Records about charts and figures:

- - - -

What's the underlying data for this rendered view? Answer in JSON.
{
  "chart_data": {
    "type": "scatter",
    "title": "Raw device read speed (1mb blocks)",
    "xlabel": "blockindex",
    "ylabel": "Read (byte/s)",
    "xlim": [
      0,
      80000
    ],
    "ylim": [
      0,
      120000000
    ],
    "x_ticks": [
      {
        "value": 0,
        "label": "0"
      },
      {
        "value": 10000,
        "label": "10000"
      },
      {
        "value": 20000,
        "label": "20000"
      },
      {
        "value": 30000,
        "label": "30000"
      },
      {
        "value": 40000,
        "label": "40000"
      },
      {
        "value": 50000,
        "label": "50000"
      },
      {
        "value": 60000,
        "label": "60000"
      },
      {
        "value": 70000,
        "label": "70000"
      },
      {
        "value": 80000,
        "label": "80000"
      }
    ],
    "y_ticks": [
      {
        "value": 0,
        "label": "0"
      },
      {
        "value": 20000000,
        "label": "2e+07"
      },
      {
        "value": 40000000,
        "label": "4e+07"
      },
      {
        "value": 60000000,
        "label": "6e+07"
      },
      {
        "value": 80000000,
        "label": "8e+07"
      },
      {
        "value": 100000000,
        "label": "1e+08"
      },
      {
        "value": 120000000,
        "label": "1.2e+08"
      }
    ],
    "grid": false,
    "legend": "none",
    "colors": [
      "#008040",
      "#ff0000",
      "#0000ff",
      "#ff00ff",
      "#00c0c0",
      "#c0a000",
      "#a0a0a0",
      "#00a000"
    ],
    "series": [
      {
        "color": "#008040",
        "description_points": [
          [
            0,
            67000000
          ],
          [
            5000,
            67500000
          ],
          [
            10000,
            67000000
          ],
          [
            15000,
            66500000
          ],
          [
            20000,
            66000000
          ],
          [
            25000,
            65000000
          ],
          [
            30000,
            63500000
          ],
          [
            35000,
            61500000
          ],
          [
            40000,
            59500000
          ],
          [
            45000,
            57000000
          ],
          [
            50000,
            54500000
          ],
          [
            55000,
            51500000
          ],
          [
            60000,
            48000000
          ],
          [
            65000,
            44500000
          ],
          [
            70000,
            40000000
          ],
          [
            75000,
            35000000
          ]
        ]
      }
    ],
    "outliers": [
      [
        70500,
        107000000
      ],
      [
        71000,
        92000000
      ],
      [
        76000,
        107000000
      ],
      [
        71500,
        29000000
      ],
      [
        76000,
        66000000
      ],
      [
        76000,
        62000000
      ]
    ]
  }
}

- - - -

Prompt:
Produce an exact copy of every entry above.

The reply:
What's the underlying data for this rendered view? Answer in JSON.
{
  "chart_data": {
    "type": "scatter",
    "title": "Raw device read speed (1mb blocks)",
    "xlabel": "blockindex",
    "ylabel": "Read (byte/s)",
    "xlim": [
      0,
      80000
    ],
    "ylim": [
      0,
      120000000
    ],
    "x_ticks": [
      {
        "value": 0,
        "label": "0"
      },
      {
        "value": 10000,
        "label": "10000"
      },
      {
        "value": 20000,
        "label": "20000"
      },
      {
        "value": 30000,
        "label": "30000"
      },
      {
        "value": 40000,
        "label": "40000"
      },
      {
        "value": 50000,
        "label": "50000"
      },
      {
        "value": 60000,
        "label": "60000"
      },
      {
        "value": 70000,
        "label": "70000"
      },
      {
        "value": 80000,
        "label": "80000"
      }
    ],
    "y_ticks": [
      {
        "value": 0,
        "label": "0"
      },
      {
        "value": 20000000,
        "label": "2e+07"
      },
      {
        "value": 40000000,
        "label": "4e+07"
      },
      {
        "value": 60000000,
        "label": "6e+07"
      },
      {
        "value": 80000000,
        "label": "8e+07"
      },
      {
        "value": 100000000,
        "label": "1e+08"
      },
      {
        "value": 120000000,
        "label": "1.2e+08"
      }
    ],
    "grid": false,
    "legend": "none",
    "colors": [
      "#008040",
      "#ff0000",
      "#0000ff",
      "#ff00ff",
      "#00c0c0",
      "#c0a000",
      "#a0a0a0",
      "#00a000"
    ],
    "series": [
      {
        "color": "#008040",
        "description_points": [
          [
            0,
            67000000
          ],
          [
            5000,
            67500000
          ],
          [
            10000,
            67000000
          ],
          [
            15000,
            66500000
          ],
          [
            20000,
            66000000
          ],
          [
            25000,
            65000000
          ],
          [
            30000,
            63500000
          ],
          [
            35000,
            61500000
          ],
          [
            40000,
            59500000
          ],
          [
            45000,
            57000000
          ],
          [
            50000,
            54500000
          ],
          [
            55000,
            51500000
          ],
          [
            60000,
            48000000
          ],
          [
            65000,
            44500000
          ],
          [
            70000,
            40000000
          ],
          [
            75000,
            35000000
          ]
        ]
      }
    ],
    "outliers": [
      [
        70500,
        107000000
      ],
      [
        71000,
        92000000
      ],
      [
        76000,
        107000000
      ],
      [
        71500,
        29000000
      ],
      [
        76000,
        66000000
      ],
      [
        76000,
        62000000
      ]
    ]
  }
}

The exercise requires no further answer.